STATED EXERCISE:
Below is a listing to transcribe in full and exactly; keep the pictures out.

>> start TASK DATA

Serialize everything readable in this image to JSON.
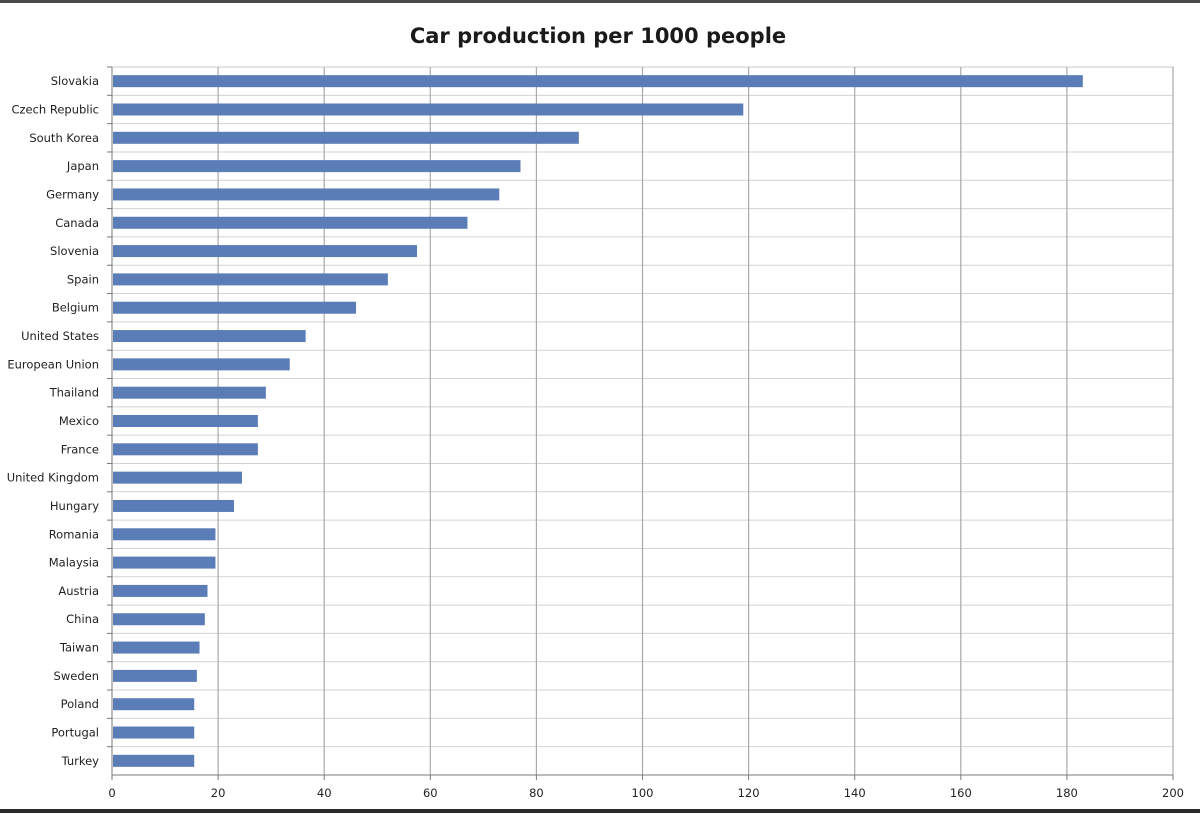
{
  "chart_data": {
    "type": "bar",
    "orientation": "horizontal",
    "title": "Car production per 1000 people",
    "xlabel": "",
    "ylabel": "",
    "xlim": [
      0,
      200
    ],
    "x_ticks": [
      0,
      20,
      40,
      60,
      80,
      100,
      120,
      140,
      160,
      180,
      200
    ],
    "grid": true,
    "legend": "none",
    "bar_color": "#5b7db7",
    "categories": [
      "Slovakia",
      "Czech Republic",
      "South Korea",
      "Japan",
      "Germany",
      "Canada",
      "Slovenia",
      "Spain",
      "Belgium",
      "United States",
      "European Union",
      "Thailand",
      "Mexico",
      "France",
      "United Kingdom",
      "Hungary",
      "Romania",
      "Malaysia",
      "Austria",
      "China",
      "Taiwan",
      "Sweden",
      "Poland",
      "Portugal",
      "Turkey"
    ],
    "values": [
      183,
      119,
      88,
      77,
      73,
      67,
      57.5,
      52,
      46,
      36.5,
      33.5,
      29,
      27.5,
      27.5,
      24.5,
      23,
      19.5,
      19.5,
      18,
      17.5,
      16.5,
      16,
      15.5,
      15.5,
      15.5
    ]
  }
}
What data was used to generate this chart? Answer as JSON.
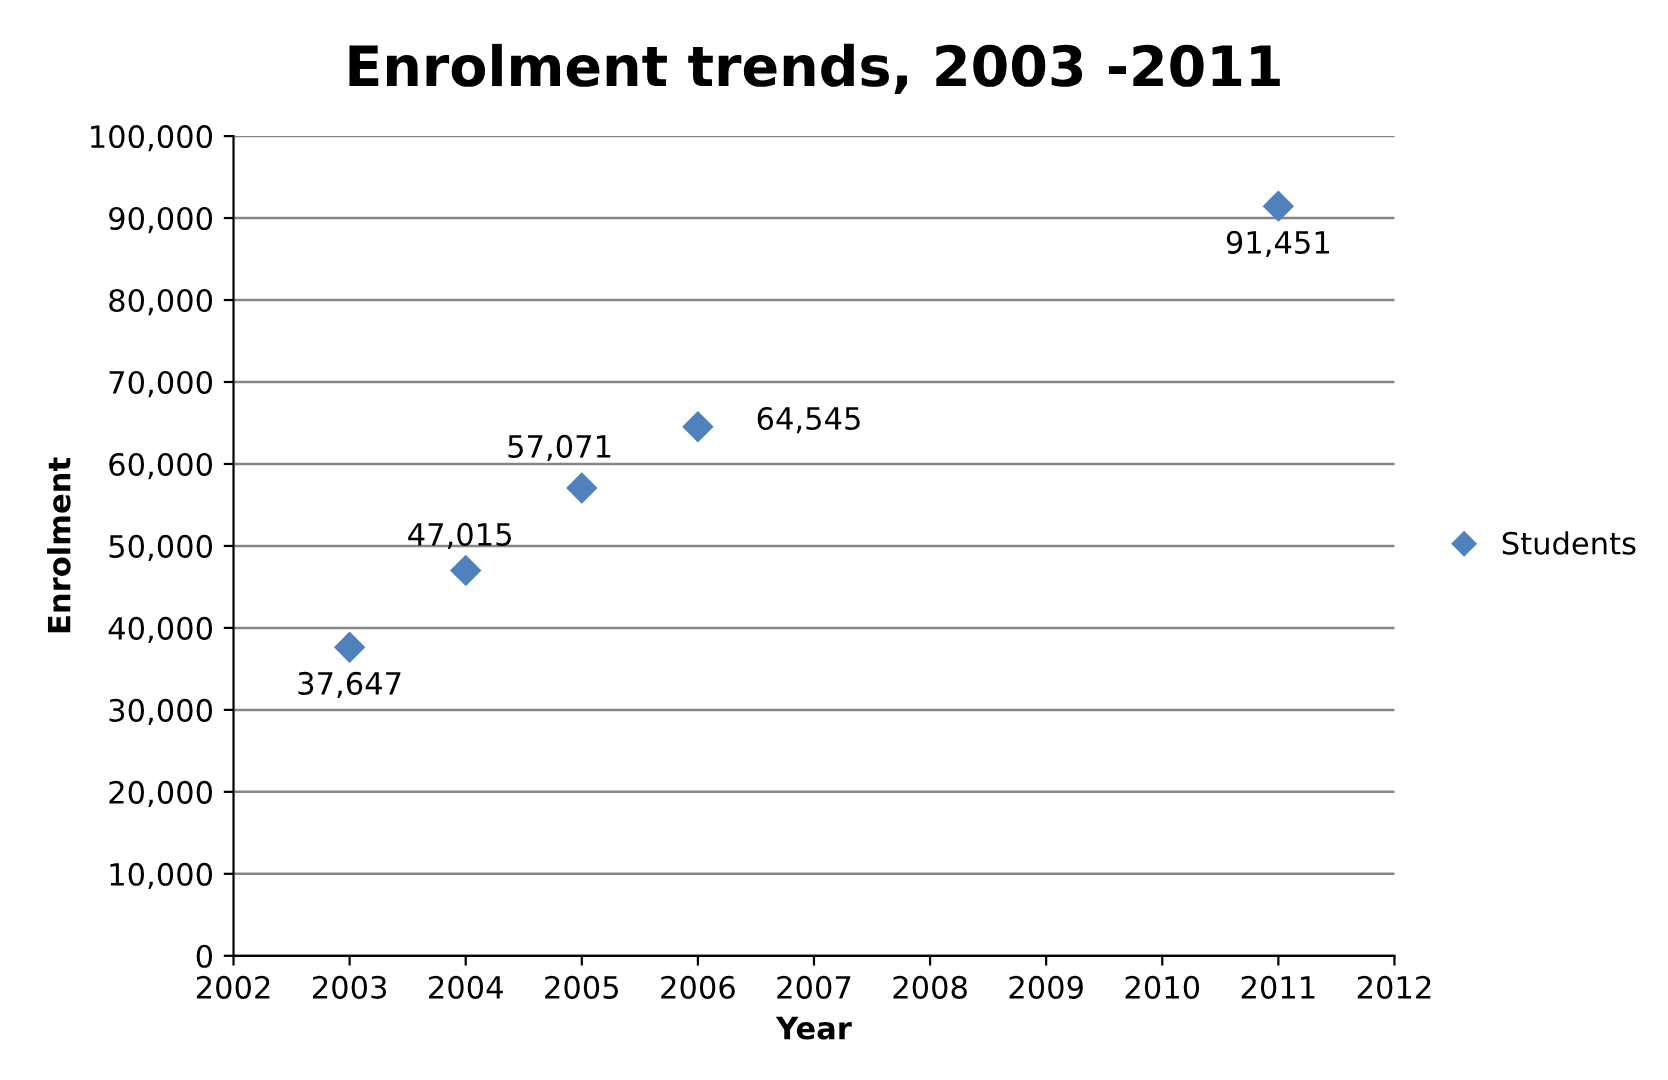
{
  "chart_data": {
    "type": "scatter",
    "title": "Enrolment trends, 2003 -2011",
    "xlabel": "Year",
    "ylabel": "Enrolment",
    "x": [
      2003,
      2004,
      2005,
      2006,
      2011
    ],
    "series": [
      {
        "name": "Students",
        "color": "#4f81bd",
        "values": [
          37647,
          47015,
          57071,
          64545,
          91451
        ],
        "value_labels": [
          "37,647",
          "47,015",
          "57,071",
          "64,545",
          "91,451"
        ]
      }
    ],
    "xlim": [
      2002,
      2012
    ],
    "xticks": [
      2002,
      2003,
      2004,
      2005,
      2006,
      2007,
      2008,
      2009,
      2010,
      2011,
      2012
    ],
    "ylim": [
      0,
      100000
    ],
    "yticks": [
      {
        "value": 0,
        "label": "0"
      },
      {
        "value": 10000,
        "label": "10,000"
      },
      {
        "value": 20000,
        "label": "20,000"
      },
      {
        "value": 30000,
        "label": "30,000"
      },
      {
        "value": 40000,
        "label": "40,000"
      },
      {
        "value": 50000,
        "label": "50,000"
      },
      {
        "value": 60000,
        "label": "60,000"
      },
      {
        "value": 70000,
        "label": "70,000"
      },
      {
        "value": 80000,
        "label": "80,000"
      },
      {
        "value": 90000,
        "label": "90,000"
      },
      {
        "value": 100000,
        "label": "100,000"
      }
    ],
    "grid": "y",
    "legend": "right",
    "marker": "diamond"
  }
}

>> end TASK DATA

EXPECTED OUTPUT:
Serialize everything readable in this image to JSON.
{
  "chart_data": {
    "type": "bar",
    "orientation": "horizontal",
    "title": "Car production per 1000 people",
    "xlabel": "",
    "ylabel": "",
    "xlim": [
      0,
      200
    ],
    "x_ticks": [
      0,
      20,
      40,
      60,
      80,
      100,
      120,
      140,
      160,
      180,
      200
    ],
    "grid": true,
    "legend": "none",
    "bar_color": "#5b7db7",
    "categories": [
      "Slovakia",
      "Czech Republic",
      "South Korea",
      "Japan",
      "Germany",
      "Canada",
      "Slovenia",
      "Spain",
      "Belgium",
      "United States",
      "European Union",
      "Thailand",
      "Mexico",
      "France",
      "United Kingdom",
      "Hungary",
      "Romania",
      "Malaysia",
      "Austria",
      "China",
      "Taiwan",
      "Sweden",
      "Poland",
      "Portugal",
      "Turkey"
    ],
    "values": [
      183,
      119,
      88,
      77,
      73,
      67,
      57.5,
      52,
      46,
      36.5,
      33.5,
      29,
      27.5,
      27.5,
      24.5,
      23,
      19.5,
      19.5,
      18,
      17.5,
      16.5,
      16,
      15.5,
      15.5,
      15.5
    ]
  }
}
What data was used to generate this chart? Answer as JSON.
{
  "chart_data": {
    "type": "scatter",
    "title": "Enrolment trends, 2003 -2011",
    "xlabel": "Year",
    "ylabel": "Enrolment",
    "x": [
      2003,
      2004,
      2005,
      2006,
      2011
    ],
    "series": [
      {
        "name": "Students",
        "color": "#4f81bd",
        "values": [
          37647,
          47015,
          57071,
          64545,
          91451
        ],
        "value_labels": [
          "37,647",
          "47,015",
          "57,071",
          "64,545",
          "91,451"
        ]
      }
    ],
    "xlim": [
      2002,
      2012
    ],
    "xticks": [
      2002,
      2003,
      2004,
      2005,
      2006,
      2007,
      2008,
      2009,
      2010,
      2011,
      2012
    ],
    "ylim": [
      0,
      100000
    ],
    "yticks": [
      {
        "value": 0,
        "label": "0"
      },
      {
        "value": 10000,
        "label": "10,000"
      },
      {
        "value": 20000,
        "label": "20,000"
      },
      {
        "value": 30000,
        "label": "30,000"
      },
      {
        "value": 40000,
        "label": "40,000"
      },
      {
        "value": 50000,
        "label": "50,000"
      },
      {
        "value": 60000,
        "label": "60,000"
      },
      {
        "value": 70000,
        "label": "70,000"
      },
      {
        "value": 80000,
        "label": "80,000"
      },
      {
        "value": 90000,
        "label": "90,000"
      },
      {
        "value": 100000,
        "label": "100,000"
      }
    ],
    "grid": "y",
    "legend": "right",
    "marker": "diamond"
  }
}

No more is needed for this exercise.